**Instructions for the task**: Find the string "groupe" in the listing and report every line that has it.

Saved entries:
-- -- --

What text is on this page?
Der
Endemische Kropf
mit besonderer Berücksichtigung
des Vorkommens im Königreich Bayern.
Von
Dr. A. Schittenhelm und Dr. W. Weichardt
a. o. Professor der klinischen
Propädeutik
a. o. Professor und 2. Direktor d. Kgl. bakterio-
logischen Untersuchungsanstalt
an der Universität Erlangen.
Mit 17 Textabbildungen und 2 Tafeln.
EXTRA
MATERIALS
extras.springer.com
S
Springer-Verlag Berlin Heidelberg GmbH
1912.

-- -- --

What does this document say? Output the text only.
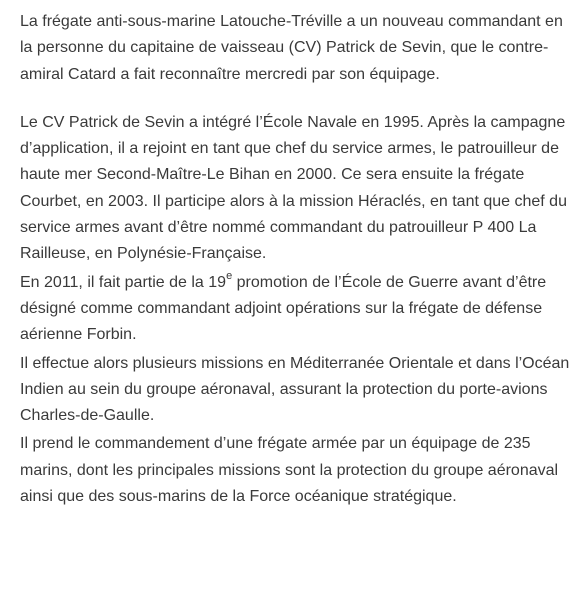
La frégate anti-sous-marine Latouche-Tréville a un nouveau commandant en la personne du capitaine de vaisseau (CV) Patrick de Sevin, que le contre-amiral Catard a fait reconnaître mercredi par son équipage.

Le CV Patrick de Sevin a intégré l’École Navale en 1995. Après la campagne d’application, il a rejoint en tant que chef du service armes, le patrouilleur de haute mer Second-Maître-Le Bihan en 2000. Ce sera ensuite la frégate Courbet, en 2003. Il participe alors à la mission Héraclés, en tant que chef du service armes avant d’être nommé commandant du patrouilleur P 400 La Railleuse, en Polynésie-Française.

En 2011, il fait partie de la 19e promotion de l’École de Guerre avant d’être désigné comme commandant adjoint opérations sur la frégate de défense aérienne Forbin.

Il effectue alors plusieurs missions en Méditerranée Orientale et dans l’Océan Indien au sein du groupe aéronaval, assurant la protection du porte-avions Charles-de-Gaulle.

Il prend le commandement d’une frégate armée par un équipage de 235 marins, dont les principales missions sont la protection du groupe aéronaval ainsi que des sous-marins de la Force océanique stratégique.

-- -- --

**Solution below**:
Il effectue alors plusieurs missions en Méditerranée Orientale et dans l’Océan Indien au sein du groupe aéronaval, assurant la protection du porte-avions Charles-de-Gaulle.
Il prend le commandement d’une frégate armée par un équipage de 235 marins, dont les principales missions sont la protection du groupe aéronaval ainsi que des sous-marins de la Force océanique stratégique.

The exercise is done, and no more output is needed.